Language: English | French

Duration of immunity engendered by a single dose of a cold-adapted strain of Avian pneumovirus

Abstract

The duration of immunity after a single dose of a cold-adapted strain of Avian pneumovirus (APV) was studied. Turkeys were vaccinated at 1 wk of age and challenged with virulent virus 3, 7, 10, and 14 wk later. Nonvaccinated groups were also challenged at the same times. No clinical signs were observed in the vaccinated birds after vaccination or after any challenge. No viral RNA was shed by the vaccinated birds after any challenge. The nonvaccinated birds shed viral RNA after all challenges. Avian pneumovirus-specific humoral antibodies were detected in the vaccinated birds until 14 wk after vaccination. The results of this preliminary study indicate that inoculation with a single dose of a cold-adapted strain of APV at 1 wk of age provides protection until 15 wk of age.

Résumé

La durée de l’immunité suite à l’administration d’une dose unique d’une souche adaptée au froid du pneumovirus aviaire (APV) a été étudiée. Des dindes ont été vaccinées à 1 semaine d’âge et une infection défi avec une souche virulente de virus effectuée 3, 7, 10 et 14 semaines plus tard. Des groupes non-vaccinés ont également été infectés au même moment. Chez les oiseaux vaccinés, aucun signe clinique n’a été observé après la vaccination ou après les infections. Aucun ARN viral n’a été excrété par les oiseaux vaccinés après les infections. Par contre, les oiseaux non-vaccinés ont excrétés de l’ARN viral après les infections. Des anticorps spécifiques à APV ont été détectés chez les oiseaux vaccinés jusqu’à 14 semaines après la vaccination. Les résultats de cette étude préliminaire indiquent que l’inoculation à une semaine d’âge avec une dose unique d’une souche adaptée au froid conférait une protection jusqu’à l’âge de 15 semaines.

(Traduit par Docteur Serge Messier)

Avian pneumovirus (APV) causes a serious respiratory disease in turkeys and heavy economic losses to the turkey industry (1). This enveloped, nonsegmented, negative-sense RNA virus belongs to the genus Metapneumovirus in the family Paramyxoviridae (2,3). The APV-associated disease in the United States (US) is similar to the turkey rhinotracheitis (TRT) observed in Europe since the mid-1980s (4,5). Secondary bacterial infections may complicate the disease and result in a mortality rate of up to 30% in turkey poults (6). It is now known that the European isolates of APV belong to subgroups A, B, and D and that the US isolates belong to subgroup C (79).

Since killed vaccines against APV were found not to be effective (10), the main focus in the US has been on the development of live, attenuated vaccines. Our laboratory has reported on the development of live, attenuated APV vaccines with 2 different approaches: serial propagation of APV in cell culture (11) and cold adaptation of APV (12). Experimentally, the cold-adapted strain protected 2-wk-old turkeys against virulent APV challenge (12). In this paper we report on the duration of immunity afforded by a single dose of coldadapted APV vaccine.

▶ [REQUIREMENT 1]: Copy the avian pneumovirus text from "Avian pneumovirus (APV) causes" to "subgroup C (79).".
▶ [REQUIREMENT 2]: According to the English abstract of the avian pneumovirus text, how many weeks after vaccination were the turkeys challenged with virulent virus? List each time.
The lines that come next are separate material, apart from the avian pneumovirus text.

▶ [DATASET EXTRACT]:

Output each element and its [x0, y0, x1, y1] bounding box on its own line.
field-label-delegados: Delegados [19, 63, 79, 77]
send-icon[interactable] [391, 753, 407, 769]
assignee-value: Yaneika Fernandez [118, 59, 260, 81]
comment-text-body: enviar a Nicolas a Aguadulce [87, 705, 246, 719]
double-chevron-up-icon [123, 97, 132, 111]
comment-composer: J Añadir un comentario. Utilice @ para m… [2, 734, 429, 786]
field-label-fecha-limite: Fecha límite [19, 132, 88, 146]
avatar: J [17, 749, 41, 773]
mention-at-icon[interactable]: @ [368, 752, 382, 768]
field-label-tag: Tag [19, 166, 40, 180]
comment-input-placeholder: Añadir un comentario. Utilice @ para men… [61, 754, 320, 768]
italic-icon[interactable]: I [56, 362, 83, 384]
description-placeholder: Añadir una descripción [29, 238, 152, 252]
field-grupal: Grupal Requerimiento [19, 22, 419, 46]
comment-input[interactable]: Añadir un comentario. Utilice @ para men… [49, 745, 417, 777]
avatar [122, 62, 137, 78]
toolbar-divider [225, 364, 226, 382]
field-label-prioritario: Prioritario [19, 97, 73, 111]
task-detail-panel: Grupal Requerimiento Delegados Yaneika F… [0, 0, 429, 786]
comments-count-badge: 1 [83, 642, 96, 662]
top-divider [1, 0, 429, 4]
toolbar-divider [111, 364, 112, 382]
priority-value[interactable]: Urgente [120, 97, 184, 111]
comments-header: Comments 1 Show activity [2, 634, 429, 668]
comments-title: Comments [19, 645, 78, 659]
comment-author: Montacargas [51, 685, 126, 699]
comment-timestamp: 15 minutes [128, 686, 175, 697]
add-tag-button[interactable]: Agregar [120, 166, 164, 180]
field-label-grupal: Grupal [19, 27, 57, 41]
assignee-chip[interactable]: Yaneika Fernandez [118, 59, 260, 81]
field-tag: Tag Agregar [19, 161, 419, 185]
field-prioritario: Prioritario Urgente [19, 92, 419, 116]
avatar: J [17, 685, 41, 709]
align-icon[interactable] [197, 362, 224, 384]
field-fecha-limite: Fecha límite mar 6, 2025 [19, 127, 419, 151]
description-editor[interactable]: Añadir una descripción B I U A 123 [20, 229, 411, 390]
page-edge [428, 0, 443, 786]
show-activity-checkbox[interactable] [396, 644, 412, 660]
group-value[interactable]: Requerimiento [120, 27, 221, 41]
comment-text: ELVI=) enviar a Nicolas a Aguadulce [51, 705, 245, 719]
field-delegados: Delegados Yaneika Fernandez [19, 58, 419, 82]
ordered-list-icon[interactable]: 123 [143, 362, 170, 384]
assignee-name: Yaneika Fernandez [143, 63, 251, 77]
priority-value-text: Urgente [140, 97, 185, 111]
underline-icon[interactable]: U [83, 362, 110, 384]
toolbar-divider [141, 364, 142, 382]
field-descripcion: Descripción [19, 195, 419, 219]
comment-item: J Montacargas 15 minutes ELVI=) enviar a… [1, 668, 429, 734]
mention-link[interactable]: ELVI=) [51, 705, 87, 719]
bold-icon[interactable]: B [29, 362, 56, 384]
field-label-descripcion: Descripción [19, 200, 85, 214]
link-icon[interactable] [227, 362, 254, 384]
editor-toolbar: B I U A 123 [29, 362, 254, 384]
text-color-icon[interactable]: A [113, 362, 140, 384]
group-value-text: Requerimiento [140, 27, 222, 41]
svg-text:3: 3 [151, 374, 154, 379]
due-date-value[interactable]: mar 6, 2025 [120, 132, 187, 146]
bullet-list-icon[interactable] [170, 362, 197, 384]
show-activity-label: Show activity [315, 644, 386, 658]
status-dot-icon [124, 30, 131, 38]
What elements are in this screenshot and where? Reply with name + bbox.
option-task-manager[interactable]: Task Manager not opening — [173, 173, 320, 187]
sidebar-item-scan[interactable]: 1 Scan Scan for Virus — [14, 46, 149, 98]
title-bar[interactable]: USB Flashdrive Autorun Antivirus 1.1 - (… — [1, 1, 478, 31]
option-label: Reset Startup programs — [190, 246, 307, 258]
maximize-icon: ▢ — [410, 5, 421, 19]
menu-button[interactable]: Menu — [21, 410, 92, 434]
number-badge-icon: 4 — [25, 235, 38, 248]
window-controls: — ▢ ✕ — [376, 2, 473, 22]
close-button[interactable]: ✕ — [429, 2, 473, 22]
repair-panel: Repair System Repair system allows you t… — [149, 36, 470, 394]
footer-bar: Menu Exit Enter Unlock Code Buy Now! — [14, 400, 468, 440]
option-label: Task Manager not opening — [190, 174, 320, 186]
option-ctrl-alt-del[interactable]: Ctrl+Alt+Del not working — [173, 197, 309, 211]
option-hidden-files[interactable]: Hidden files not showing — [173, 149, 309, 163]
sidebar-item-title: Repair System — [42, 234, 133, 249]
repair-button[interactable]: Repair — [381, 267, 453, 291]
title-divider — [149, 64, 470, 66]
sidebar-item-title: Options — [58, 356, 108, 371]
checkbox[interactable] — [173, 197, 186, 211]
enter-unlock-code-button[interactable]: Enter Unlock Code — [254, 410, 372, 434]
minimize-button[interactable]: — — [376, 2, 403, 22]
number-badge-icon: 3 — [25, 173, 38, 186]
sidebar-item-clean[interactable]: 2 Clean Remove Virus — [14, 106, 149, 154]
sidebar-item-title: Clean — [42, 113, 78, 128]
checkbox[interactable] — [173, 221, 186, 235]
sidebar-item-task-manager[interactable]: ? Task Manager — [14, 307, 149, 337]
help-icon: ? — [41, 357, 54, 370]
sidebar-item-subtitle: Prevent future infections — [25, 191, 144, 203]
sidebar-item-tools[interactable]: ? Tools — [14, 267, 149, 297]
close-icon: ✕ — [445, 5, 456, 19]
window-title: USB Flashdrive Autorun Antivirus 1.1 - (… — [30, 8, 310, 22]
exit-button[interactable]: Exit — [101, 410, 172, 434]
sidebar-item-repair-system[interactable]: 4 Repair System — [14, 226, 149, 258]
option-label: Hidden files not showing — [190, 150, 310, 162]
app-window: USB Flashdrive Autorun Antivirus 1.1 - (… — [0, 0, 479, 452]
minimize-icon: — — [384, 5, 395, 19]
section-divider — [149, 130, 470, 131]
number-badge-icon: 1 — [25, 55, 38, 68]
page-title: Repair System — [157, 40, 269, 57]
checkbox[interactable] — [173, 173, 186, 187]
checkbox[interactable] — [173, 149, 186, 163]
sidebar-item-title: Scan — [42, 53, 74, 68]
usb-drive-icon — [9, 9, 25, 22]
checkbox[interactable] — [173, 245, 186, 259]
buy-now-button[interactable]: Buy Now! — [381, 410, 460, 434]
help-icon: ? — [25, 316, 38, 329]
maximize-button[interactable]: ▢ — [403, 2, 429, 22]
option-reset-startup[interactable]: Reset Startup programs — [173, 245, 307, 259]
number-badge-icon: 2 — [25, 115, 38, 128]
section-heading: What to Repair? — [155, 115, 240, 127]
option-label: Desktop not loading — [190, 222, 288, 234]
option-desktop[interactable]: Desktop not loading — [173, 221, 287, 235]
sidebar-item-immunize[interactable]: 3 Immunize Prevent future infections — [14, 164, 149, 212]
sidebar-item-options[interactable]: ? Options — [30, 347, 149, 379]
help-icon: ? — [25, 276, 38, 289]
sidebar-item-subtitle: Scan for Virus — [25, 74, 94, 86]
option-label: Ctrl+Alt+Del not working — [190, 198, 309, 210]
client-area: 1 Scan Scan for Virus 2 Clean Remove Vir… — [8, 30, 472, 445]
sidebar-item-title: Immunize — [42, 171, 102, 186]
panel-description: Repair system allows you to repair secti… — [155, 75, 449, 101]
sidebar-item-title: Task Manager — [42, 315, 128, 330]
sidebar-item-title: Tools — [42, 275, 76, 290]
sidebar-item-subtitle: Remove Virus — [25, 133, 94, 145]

▶ [EXPECTED ANSWER 1]:
Avian pneumovirus (APV) causes a serious respiratory disease in turkeys and heavy economic losses to the turkey industry (1). This enveloped, nonsegmented, negative-sense RNA virus belongs to the genus Metapneumovirus in the family Paramyxoviridae (2,3). The APV-associated disease in the United States (US) is similar to the turkey rhinotracheitis (TRT) observed in Europe since the mid-1980s (4,5). Secondary bacterial infections may complicate the disease and result in a mortality rate of up to 30% in turkey poults (6). It is now known that the European isolates of APV belong to subgroups A, B, and D and that the US isolates belong to subgroup C (79).

▶ [EXPECTED ANSWER 2]:
3 weeks
7 weeks
10 weeks
14 weeks